• CHALLENGE
Copy each line below in which the word "down" occurs.

(begin)

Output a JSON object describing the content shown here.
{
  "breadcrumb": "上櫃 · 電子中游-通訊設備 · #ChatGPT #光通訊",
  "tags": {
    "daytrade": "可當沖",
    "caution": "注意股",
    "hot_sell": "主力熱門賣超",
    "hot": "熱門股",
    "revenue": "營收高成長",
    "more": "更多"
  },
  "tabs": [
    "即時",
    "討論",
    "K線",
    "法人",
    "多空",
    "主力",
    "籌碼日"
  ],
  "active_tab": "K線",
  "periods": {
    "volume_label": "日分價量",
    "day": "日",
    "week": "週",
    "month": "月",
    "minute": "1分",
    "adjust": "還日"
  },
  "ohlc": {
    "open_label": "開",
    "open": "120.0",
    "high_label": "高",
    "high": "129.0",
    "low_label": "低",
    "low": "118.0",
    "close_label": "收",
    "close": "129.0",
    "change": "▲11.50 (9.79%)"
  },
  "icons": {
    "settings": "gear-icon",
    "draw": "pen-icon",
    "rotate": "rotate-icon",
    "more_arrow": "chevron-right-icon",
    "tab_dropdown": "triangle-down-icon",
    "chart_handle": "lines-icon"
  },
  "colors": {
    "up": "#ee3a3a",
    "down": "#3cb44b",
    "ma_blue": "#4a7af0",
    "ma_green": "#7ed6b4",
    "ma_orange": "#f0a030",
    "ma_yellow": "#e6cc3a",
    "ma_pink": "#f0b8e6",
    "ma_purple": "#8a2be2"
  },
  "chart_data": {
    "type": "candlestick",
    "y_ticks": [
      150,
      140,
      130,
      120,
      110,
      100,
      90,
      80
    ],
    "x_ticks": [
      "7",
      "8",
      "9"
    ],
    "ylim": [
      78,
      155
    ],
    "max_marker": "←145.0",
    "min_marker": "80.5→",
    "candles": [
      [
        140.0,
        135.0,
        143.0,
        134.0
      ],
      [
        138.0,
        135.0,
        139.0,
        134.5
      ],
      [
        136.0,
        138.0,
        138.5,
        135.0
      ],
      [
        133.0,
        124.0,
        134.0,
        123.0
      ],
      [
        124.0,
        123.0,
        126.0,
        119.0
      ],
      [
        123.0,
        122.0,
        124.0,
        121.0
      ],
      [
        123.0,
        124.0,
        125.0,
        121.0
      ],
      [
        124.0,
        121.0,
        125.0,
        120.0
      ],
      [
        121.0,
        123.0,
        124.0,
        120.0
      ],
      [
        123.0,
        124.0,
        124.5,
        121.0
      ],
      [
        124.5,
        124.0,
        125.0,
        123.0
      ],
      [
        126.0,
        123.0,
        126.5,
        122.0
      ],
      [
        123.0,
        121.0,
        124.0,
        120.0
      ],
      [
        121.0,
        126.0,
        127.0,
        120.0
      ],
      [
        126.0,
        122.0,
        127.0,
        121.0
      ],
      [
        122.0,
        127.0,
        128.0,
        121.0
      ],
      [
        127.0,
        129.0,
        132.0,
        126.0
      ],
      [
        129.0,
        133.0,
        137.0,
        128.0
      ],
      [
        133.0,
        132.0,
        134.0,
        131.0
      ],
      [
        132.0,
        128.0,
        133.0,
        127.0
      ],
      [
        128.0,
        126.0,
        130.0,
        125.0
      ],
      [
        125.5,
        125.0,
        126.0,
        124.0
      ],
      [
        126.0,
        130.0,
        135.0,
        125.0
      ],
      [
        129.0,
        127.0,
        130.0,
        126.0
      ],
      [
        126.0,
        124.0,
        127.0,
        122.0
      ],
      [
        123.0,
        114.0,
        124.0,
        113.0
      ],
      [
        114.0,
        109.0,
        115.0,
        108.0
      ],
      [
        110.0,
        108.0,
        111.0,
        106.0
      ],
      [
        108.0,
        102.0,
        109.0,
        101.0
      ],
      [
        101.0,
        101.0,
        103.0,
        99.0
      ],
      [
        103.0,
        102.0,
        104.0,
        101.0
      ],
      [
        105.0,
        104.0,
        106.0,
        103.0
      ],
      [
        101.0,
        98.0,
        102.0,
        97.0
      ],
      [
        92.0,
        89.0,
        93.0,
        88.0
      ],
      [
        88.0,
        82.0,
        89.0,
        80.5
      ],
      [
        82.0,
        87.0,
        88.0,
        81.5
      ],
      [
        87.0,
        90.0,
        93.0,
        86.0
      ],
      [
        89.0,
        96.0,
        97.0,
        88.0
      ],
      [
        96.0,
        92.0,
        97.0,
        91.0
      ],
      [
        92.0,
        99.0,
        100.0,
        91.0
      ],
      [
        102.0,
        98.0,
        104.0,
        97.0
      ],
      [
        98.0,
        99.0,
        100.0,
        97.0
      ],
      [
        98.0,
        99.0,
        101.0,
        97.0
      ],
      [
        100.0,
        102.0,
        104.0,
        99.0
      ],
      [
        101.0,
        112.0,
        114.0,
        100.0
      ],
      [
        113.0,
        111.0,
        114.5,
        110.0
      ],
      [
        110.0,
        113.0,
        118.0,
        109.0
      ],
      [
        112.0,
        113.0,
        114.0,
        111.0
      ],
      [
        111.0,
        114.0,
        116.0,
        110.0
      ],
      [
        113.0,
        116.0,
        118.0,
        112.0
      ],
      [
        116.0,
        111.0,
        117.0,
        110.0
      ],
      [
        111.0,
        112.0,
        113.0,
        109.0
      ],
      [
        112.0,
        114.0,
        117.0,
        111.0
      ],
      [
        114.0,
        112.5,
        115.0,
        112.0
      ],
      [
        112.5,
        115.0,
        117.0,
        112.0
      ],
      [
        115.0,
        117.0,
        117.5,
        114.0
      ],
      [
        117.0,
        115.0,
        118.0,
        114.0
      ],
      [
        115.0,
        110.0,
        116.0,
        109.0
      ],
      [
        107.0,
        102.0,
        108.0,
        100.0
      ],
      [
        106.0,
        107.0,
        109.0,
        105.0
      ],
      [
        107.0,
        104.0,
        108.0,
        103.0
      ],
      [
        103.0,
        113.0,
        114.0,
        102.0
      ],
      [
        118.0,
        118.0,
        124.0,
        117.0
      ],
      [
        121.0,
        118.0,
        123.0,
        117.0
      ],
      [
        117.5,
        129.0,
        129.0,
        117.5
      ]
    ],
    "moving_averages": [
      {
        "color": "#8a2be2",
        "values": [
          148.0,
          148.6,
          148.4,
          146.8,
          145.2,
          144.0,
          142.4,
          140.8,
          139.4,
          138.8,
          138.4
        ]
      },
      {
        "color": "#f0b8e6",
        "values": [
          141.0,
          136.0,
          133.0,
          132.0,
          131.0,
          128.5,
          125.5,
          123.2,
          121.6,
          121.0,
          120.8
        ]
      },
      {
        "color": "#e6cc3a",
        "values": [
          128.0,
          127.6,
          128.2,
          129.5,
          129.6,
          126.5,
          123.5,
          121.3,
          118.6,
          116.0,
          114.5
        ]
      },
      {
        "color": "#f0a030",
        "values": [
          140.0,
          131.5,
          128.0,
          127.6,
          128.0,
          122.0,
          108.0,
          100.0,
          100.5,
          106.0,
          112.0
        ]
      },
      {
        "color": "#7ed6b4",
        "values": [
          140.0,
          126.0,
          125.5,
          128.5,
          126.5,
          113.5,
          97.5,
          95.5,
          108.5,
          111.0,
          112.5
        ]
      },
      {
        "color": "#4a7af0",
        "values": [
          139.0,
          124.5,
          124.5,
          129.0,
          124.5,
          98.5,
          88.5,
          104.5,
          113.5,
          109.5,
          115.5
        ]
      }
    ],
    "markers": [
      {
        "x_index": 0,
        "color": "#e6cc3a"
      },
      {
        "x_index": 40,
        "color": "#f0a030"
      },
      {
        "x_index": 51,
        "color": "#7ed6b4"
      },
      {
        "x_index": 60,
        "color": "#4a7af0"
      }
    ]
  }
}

(end)

• FINISHED EXERCISE
    "tab_dropdown": "triangle-down-icon",
    "down": "#3cb44b",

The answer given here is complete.